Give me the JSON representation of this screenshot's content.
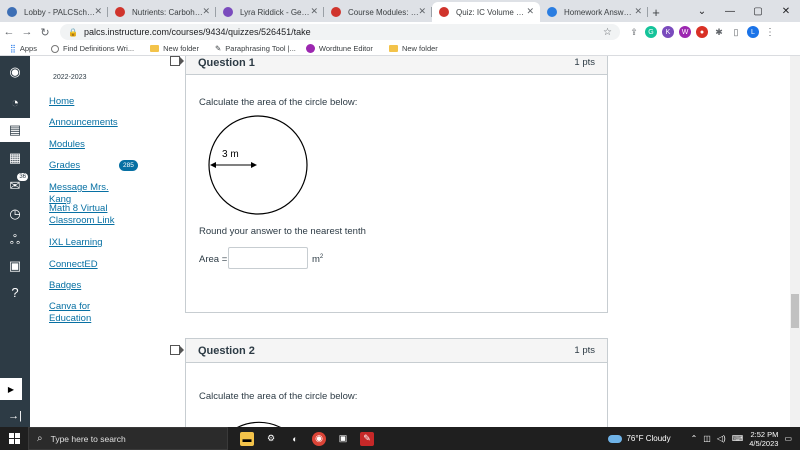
{
  "browser": {
    "tabs": [
      {
        "label": "Lobby - PALCSchool",
        "color": "#3d6fb5",
        "active": false
      },
      {
        "label": "Nutrients: Carbohydra",
        "color": "#d0342c",
        "active": false
      },
      {
        "label": "Lyra Riddick - Geometr",
        "color": "#7a4bbd",
        "active": false
      },
      {
        "label": "Course Modules: Mat",
        "color": "#d0342c",
        "active": false
      },
      {
        "label": "Quiz: IC Volume of Co",
        "color": "#d0342c",
        "active": true
      },
      {
        "label": "Homework Answers H",
        "color": "#2a7de1",
        "active": false
      }
    ],
    "new_tab": "+",
    "url": "palcs.instructure.com/courses/9434/quizzes/526451/take",
    "bookmarks": [
      {
        "label": "Apps",
        "type": "apps"
      },
      {
        "label": "Find Definitions Wri...",
        "type": "site"
      },
      {
        "label": "New folder",
        "type": "folder"
      },
      {
        "label": "Paraphrasing Tool |...",
        "type": "site"
      },
      {
        "label": "Wordtune Editor",
        "type": "site"
      },
      {
        "label": "New folder",
        "type": "folder"
      }
    ]
  },
  "global_nav": {
    "inbox_badge": "36"
  },
  "course_nav": {
    "term": "2022-2023",
    "items": [
      {
        "label": "Home"
      },
      {
        "label": "Announcements"
      },
      {
        "label": "Modules"
      },
      {
        "label": "Grades"
      },
      {
        "label": "Message Mrs. Kang"
      },
      {
        "label": "Math 8 Virtual Classroom Link"
      },
      {
        "label": "IXL Learning"
      },
      {
        "label": "ConnectED"
      },
      {
        "label": "Badges"
      },
      {
        "label": "Canva for Education"
      }
    ],
    "grades_badge": "285"
  },
  "questions": [
    {
      "title": "Question 1",
      "points": "1 pts",
      "prompt": "Calculate the area of the circle below:",
      "radius_label": "3 m",
      "instruction": "Round your answer to the nearest tenth",
      "answer_label": "Area =",
      "answer_value": "",
      "unit": "m",
      "unit_sup": "2"
    },
    {
      "title": "Question 2",
      "points": "1 pts",
      "prompt": "Calculate the area of the circle below:"
    }
  ],
  "taskbar": {
    "search_placeholder": "Type here to search",
    "weather": "76°F  Cloudy",
    "time": "2:52 PM",
    "date": "4/5/2023"
  }
}
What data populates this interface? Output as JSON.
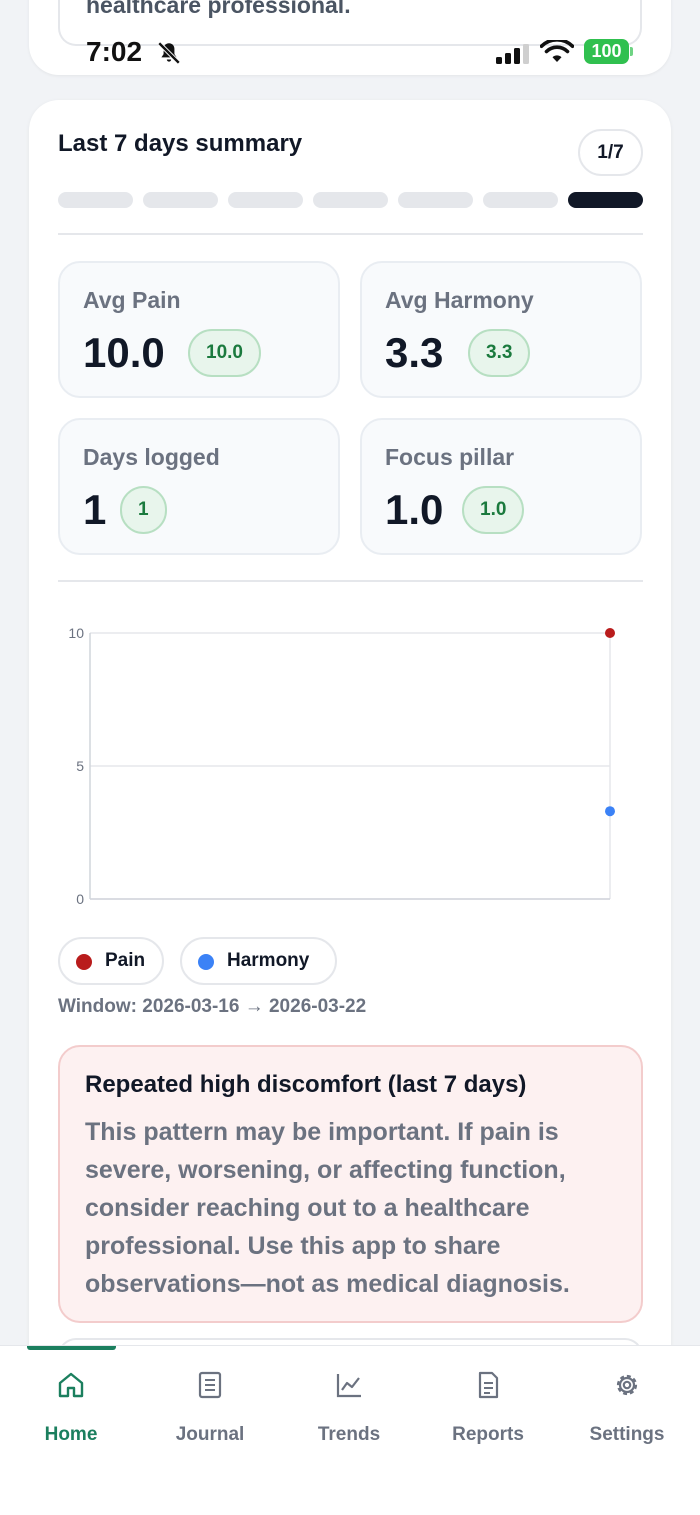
{
  "top_card": {
    "partial_text": "healthcare professional."
  },
  "status_bar": {
    "time": "7:02",
    "battery": "100"
  },
  "summary": {
    "title": "Last 7 days summary",
    "step": "1/7",
    "progress_total": 7,
    "progress_active": 7
  },
  "stats": [
    {
      "label": "Avg Pain",
      "value": "10.0",
      "badge": "10.0"
    },
    {
      "label": "Avg Harmony",
      "value": "3.3",
      "badge": "3.3"
    },
    {
      "label": "Days logged",
      "value": "1",
      "badge": "1"
    },
    {
      "label": "Focus pillar",
      "value": "1.0",
      "badge": "1.0"
    }
  ],
  "chart_data": {
    "type": "scatter",
    "title": "",
    "xlabel": "",
    "ylabel": "",
    "ylim": [
      0,
      10
    ],
    "yticks": [
      "0",
      "5",
      "10"
    ],
    "grid": true,
    "x_positions": 7,
    "series": [
      {
        "name": "Pain",
        "color": "#b91c1c",
        "points": [
          {
            "x": 7,
            "y": 10.0
          }
        ]
      },
      {
        "name": "Harmony",
        "color": "#3b82f6",
        "points": [
          {
            "x": 7,
            "y": 3.3
          }
        ]
      }
    ]
  },
  "legend": [
    {
      "label": "Pain",
      "color": "#b91c1c"
    },
    {
      "label": "Harmony",
      "color": "#3b82f6"
    }
  ],
  "window_text": "Window: 2026-03-16 → 2026-03-22",
  "alert": {
    "title": "Repeated high discomfort (last 7 days)",
    "body": "This pattern may be important. If pain is severe, worsening, or affecting function, consider reaching out to a healthcare professional. Use this app to share observations—not as medical diagnosis."
  },
  "tabs": [
    {
      "label": "Home",
      "icon": "home-icon",
      "active": true
    },
    {
      "label": "Journal",
      "icon": "journal-icon",
      "active": false
    },
    {
      "label": "Trends",
      "icon": "trends-icon",
      "active": false
    },
    {
      "label": "Reports",
      "icon": "reports-icon",
      "active": false
    },
    {
      "label": "Settings",
      "icon": "settings-icon",
      "active": false
    }
  ],
  "colors": {
    "accent": "#1b7f5e",
    "pain": "#b91c1c",
    "harmony": "#3b82f6"
  }
}
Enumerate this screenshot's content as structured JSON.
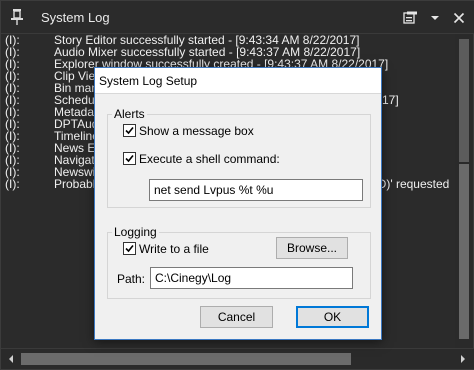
{
  "window": {
    "title": "System Log"
  },
  "log": {
    "lines": [
      {
        "prefix": "(I):",
        "message": "Story Editor successfully started - [9:43:34 AM 8/22/2017]"
      },
      {
        "prefix": "(I):",
        "message": "Audio Mixer successfully started - [9:43:37 AM 8/22/2017]"
      },
      {
        "prefix": "(I):",
        "message": "Explorer window successfully created - [9:43:37 AM 8/22/2017]"
      },
      {
        "prefix": "(I):",
        "message": "Clip View"
      },
      {
        "prefix": "(I):",
        "message": "Bin mana"
      },
      {
        "prefix": "(I):",
        "message": "Schedule",
        "tail": "17]"
      },
      {
        "prefix": "(I):",
        "message": "Metadat"
      },
      {
        "prefix": "(I):",
        "message": "DPTAud"
      },
      {
        "prefix": "(I):",
        "message": "Timeline"
      },
      {
        "prefix": "(I):",
        "message": "News Ed"
      },
      {
        "prefix": "(I):",
        "message": "Navigato"
      },
      {
        "prefix": "(I):",
        "message": "Newswin"
      },
      {
        "prefix": "(I):",
        "message": "Probably",
        "tail": "DD)' requested"
      }
    ]
  },
  "dialog": {
    "title": "System Log Setup",
    "alerts": {
      "label": "Alerts",
      "show_message_box": {
        "label": "Show a message box",
        "checked": true
      },
      "execute_shell": {
        "label": "Execute a shell command:",
        "checked": true
      },
      "command_value": "net send Lvpus %t %u"
    },
    "logging": {
      "label": "Logging",
      "write_to_file": {
        "label": "Write to a file",
        "checked": true
      },
      "browse_label": "Browse...",
      "path_label": "Path:",
      "path_value": "C:\\Cinegy\\Log"
    },
    "cancel_label": "Cancel",
    "ok_label": "OK"
  }
}
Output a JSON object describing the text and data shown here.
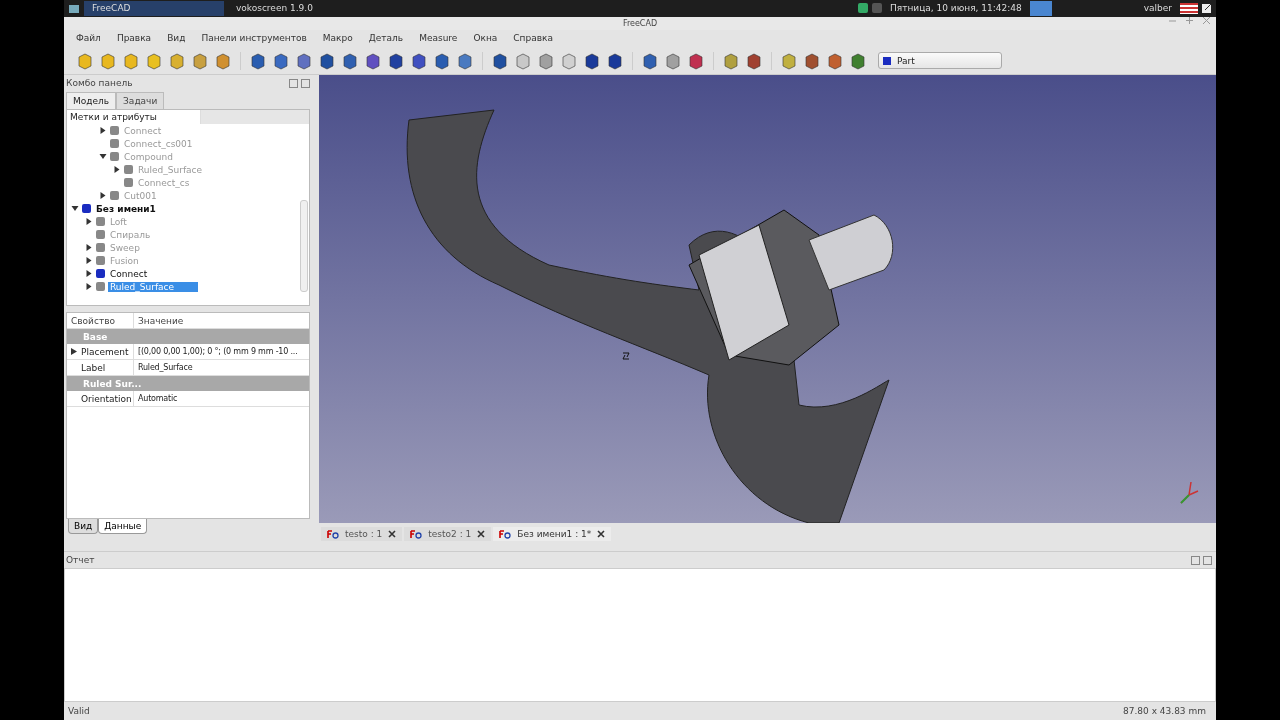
{
  "taskbar": {
    "tasks": [
      {
        "label": "FreeCAD",
        "selected": true
      },
      {
        "label": "vokoscreen 1.9.0",
        "selected": false
      }
    ],
    "clock": "Пятница, 10 июня, 11:42:48",
    "user": "valber"
  },
  "window": {
    "title": "FreeCAD"
  },
  "menu": [
    "Файл",
    "Правка",
    "Вид",
    "Панели инструментов",
    "Макро",
    "Деталь",
    "Measure",
    "Окна",
    "Справка"
  ],
  "workbench": {
    "value": "Part"
  },
  "combo_panel": {
    "title": "Комбо панель",
    "tabs": [
      {
        "label": "Модель",
        "selected": true
      },
      {
        "label": "Задачи",
        "selected": false
      }
    ],
    "tree": {
      "header": "Метки и атрибуты",
      "continued": [
        {
          "label": "Connect",
          "kind": "branch",
          "expanded": false,
          "visible": false,
          "selected": false
        },
        {
          "label": "Connect_cs001",
          "kind": "leaf",
          "visible": false,
          "selected": false
        },
        {
          "label": "Compound",
          "kind": "branch",
          "expanded": true,
          "visible": false,
          "selected": false,
          "children": [
            {
              "label": "Ruled_Surface",
              "kind": "branch",
              "expanded": false,
              "visible": false,
              "selected": false
            },
            {
              "label": "Connect_cs",
              "kind": "leaf",
              "visible": false,
              "selected": false
            }
          ]
        },
        {
          "label": "Cut001",
          "kind": "branch",
          "expanded": false,
          "visible": false,
          "selected": false
        }
      ],
      "items": [
        {
          "label": "Без имени1",
          "kind": "document",
          "expanded": true,
          "selected": false,
          "children": [
            {
              "label": "Loft",
              "kind": "branch",
              "expanded": false,
              "visible": false,
              "selected": false
            },
            {
              "label": "Спираль",
              "kind": "leaf",
              "visible": false,
              "selected": false
            },
            {
              "label": "Sweep",
              "kind": "branch",
              "expanded": false,
              "visible": false,
              "selected": false
            },
            {
              "label": "Fusion",
              "kind": "branch",
              "expanded": false,
              "visible": false,
              "selected": false
            },
            {
              "label": "Connect",
              "kind": "branch",
              "expanded": false,
              "visible": true,
              "selected": false
            },
            {
              "label": "Ruled_Surface",
              "kind": "branch",
              "expanded": false,
              "visible": false,
              "selected": true
            }
          ]
        }
      ]
    },
    "properties": {
      "columns": [
        "Свойство",
        "Значение"
      ],
      "rows": [
        {
          "kind": "group",
          "name": "Base"
        },
        {
          "kind": "property",
          "name": "Placement",
          "value": "[(0,00 0,00 1,00); 0 °; (0 mm  9 mm  -10 ...",
          "expandable": true
        },
        {
          "kind": "property",
          "name": "Label",
          "value": "Ruled_Surface",
          "expandable": false
        },
        {
          "kind": "group",
          "name": "Ruled  Sur..."
        },
        {
          "kind": "property",
          "name": "Orientation",
          "value": "Automatic",
          "expandable": false
        }
      ]
    },
    "bottom_tabs": [
      {
        "label": "Вид",
        "selected": false
      },
      {
        "label": "Данные",
        "selected": true
      }
    ]
  },
  "document_tabs": [
    {
      "label": "testo : 1",
      "selected": false
    },
    {
      "label": "testo2 : 1",
      "selected": false
    },
    {
      "label": "Без имени1 : 1*",
      "selected": true
    }
  ],
  "report": {
    "title": "Отчет"
  },
  "status_bar": {
    "message": "Valid",
    "dimensions": "87.80 x 43.83 mm"
  }
}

Aim: Out of the material above, select every line that holds the string "successfully".

Exercise output:
        "message": "Story Editor successfully started - [9:43:34 AM 8/22/2017]"
        "message": "Audio Mixer successfully started - [9:43:37 AM 8/22/2017]"
        "message": "Explorer window successfully created - [9:43:37 AM 8/22/2017]"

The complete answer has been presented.